**Written problem**
Find and copy each line of the records where the string "奥维云网" shows up.

**Records supplied**
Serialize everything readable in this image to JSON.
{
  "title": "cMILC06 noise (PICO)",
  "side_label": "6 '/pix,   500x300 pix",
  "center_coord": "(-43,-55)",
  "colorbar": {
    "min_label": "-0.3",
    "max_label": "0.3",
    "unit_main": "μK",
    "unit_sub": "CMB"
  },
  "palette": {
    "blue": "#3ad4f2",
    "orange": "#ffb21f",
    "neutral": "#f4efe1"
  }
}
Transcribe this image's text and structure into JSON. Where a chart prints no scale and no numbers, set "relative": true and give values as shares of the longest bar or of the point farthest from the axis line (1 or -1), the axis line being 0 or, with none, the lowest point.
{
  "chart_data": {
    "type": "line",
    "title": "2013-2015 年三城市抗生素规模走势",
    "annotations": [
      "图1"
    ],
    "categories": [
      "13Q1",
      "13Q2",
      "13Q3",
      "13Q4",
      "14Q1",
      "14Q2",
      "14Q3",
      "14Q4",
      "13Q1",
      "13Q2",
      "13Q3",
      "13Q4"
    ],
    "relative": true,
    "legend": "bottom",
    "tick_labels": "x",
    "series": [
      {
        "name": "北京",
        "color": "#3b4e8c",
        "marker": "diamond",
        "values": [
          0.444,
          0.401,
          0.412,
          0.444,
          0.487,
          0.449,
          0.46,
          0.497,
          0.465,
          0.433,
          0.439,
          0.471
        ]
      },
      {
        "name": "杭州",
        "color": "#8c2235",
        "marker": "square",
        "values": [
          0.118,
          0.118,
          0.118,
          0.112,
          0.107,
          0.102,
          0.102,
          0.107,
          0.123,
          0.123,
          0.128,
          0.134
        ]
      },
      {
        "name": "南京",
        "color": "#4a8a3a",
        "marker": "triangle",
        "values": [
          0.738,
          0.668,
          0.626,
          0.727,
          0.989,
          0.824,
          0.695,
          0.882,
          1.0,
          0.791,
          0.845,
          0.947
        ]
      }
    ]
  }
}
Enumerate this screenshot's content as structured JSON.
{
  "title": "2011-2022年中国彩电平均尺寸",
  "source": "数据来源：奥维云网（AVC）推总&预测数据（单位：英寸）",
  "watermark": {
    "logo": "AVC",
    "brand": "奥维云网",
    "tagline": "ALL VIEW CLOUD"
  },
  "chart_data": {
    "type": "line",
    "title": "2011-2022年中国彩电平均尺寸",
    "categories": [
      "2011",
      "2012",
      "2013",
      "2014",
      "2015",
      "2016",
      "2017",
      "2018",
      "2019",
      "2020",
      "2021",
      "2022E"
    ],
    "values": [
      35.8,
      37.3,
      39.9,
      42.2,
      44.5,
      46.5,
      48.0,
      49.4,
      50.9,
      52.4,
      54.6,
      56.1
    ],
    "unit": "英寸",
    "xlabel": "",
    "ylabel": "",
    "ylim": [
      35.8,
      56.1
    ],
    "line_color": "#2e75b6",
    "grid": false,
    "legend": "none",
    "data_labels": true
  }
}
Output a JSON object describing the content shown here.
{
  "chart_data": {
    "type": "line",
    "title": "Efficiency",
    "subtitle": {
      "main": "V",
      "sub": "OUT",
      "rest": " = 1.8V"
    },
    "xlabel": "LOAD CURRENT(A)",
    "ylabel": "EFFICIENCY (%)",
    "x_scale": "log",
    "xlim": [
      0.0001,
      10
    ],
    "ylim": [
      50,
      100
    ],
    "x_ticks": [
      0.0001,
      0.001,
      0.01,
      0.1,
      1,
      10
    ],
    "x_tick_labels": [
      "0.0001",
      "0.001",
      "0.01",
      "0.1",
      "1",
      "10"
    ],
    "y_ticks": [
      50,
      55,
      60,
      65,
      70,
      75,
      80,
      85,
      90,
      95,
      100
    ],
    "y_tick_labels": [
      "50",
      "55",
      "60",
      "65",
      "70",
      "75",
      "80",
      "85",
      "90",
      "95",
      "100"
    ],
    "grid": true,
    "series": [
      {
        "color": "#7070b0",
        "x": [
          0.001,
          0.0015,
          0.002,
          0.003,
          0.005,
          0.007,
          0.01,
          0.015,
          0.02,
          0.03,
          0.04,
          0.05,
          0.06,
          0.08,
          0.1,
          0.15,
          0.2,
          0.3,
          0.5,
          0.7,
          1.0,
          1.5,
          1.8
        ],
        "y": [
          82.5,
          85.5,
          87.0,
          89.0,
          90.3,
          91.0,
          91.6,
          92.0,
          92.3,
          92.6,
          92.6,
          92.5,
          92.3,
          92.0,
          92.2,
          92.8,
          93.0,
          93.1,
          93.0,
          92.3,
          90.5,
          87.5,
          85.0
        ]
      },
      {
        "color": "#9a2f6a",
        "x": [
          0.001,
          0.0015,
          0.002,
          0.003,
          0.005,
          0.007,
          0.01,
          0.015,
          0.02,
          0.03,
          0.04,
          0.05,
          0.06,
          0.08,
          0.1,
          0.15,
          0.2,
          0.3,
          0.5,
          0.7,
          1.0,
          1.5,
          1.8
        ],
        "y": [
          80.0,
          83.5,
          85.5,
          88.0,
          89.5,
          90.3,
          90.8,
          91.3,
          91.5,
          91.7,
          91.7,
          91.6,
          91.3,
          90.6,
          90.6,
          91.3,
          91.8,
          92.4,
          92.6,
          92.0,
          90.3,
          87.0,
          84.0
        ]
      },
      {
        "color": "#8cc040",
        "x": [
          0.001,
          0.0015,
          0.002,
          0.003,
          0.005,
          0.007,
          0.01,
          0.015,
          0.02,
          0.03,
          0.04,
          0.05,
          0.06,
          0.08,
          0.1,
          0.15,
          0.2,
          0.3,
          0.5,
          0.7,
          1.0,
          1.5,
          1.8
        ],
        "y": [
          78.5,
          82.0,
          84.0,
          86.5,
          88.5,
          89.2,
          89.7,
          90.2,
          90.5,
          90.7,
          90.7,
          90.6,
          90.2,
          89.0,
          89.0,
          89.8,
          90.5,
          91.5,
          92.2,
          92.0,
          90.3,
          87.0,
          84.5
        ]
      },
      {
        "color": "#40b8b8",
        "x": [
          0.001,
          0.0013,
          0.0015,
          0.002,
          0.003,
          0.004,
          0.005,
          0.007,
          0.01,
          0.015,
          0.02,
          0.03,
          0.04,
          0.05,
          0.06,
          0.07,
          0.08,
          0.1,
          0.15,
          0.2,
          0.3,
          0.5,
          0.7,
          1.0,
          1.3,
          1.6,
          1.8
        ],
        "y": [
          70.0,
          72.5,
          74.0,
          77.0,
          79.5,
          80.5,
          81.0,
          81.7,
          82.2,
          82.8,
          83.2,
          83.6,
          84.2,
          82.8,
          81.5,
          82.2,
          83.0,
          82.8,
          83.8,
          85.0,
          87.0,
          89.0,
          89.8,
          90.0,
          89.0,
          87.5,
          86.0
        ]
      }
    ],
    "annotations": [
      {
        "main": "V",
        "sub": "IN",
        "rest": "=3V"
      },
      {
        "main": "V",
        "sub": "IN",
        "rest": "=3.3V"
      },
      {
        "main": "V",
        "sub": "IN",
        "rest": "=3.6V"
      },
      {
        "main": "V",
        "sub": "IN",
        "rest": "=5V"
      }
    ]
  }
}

**Answer**
  "source": "数据来源：奥维云网（AVC）推总&预测数据（单位：英寸）",
    "brand": "奥维云网",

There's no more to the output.